- Items:
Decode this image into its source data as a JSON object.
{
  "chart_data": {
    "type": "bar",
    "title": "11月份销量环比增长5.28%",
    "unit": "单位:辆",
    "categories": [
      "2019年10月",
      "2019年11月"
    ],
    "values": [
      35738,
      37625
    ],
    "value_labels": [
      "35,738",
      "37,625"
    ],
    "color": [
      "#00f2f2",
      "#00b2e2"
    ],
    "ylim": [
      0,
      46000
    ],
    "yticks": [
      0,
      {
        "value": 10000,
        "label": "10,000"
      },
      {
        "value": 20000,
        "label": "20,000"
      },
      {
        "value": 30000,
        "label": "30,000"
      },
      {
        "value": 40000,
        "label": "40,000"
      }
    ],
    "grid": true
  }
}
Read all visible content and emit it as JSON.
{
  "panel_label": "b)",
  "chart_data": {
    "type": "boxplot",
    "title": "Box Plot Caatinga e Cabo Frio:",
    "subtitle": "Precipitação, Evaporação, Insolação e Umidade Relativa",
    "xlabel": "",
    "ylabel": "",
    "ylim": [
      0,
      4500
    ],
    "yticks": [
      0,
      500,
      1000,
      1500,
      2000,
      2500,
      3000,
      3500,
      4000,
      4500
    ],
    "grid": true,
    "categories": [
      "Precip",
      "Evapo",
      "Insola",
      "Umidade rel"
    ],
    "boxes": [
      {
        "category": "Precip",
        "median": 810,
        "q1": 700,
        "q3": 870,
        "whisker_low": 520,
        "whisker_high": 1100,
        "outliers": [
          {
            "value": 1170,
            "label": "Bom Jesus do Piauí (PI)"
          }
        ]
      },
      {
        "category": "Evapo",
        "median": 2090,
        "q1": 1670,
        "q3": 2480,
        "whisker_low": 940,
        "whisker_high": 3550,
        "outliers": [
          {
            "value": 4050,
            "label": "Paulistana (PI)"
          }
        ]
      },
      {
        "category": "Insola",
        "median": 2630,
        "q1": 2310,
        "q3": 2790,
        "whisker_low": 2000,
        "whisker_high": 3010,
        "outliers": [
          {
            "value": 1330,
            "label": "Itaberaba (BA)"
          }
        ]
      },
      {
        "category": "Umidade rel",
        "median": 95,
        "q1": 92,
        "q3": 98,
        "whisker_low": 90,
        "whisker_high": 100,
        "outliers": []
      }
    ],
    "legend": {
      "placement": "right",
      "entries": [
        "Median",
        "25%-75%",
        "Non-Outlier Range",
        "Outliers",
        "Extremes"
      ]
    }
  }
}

- Problem to work on: Write down every line of the data exactly as it appears above.

- Task result:
Decode this image into its source data as a JSON object.
{
  "chart_data": {
    "type": "bar",
    "title": "11月份销量环比增长5.28%",
    "unit": "单位:辆",
    "categories": [
      "2019年10月",
      "2019年11月"
    ],
    "values": [
      35738,
      37625
    ],
    "value_labels": [
      "35,738",
      "37,625"
    ],
    "color": [
      "#00f2f2",
      "#00b2e2"
    ],
    "ylim": [
      0,
      46000
    ],
    "yticks": [
      0,
      {
        "value": 10000,
        "label": "10,000"
      },
      {
        "value": 20000,
        "label": "20,000"
      },
      {
        "value": 30000,
        "label": "30,000"
      },
      {
        "value": 40000,
        "label": "40,000"
      }
    ],
    "grid": true
  }
}
Read all visible content and emit it as JSON.
{
  "panel_label": "b)",
  "chart_data": {
    "type": "boxplot",
    "title": "Box Plot Caatinga e Cabo Frio:",
    "subtitle": "Precipitação, Evaporação, Insolação e Umidade Relativa",
    "xlabel": "",
    "ylabel": "",
    "ylim": [
      0,
      4500
    ],
    "yticks": [
      0,
      500,
      1000,
      1500,
      2000,
      2500,
      3000,
      3500,
      4000,
      4500
    ],
    "grid": true,
    "categories": [
      "Precip",
      "Evapo",
      "Insola",
      "Umidade rel"
    ],
    "boxes": [
      {
        "category": "Precip",
        "median": 810,
        "q1": 700,
        "q3": 870,
        "whisker_low": 520,
        "whisker_high": 1100,
        "outliers": [
          {
            "value": 1170,
            "label": "Bom Jesus do Piauí (PI)"
          }
        ]
      },
      {
        "category": "Evapo",
        "median": 2090,
        "q1": 1670,
        "q3": 2480,
        "whisker_low": 940,
        "whisker_high": 3550,
        "outliers": [
          {
            "value": 4050,
            "label": "Paulistana (PI)"
          }
        ]
      },
      {
        "category": "Insola",
        "median": 2630,
        "q1": 2310,
        "q3": 2790,
        "whisker_low": 2000,
        "whisker_high": 3010,
        "outliers": [
          {
            "value": 1330,
            "label": "Itaberaba (BA)"
          }
        ]
      },
      {
        "category": "Umidade rel",
        "median": 95,
        "q1": 92,
        "q3": 98,
        "whisker_low": 90,
        "whisker_high": 100,
        "outliers": []
      }
    ],
    "legend": {
      "placement": "right",
      "entries": [
        "Median",
        "25%-75%",
        "Non-Outlier Range",
        "Outliers",
        "Extremes"
      ]
    }
  }
}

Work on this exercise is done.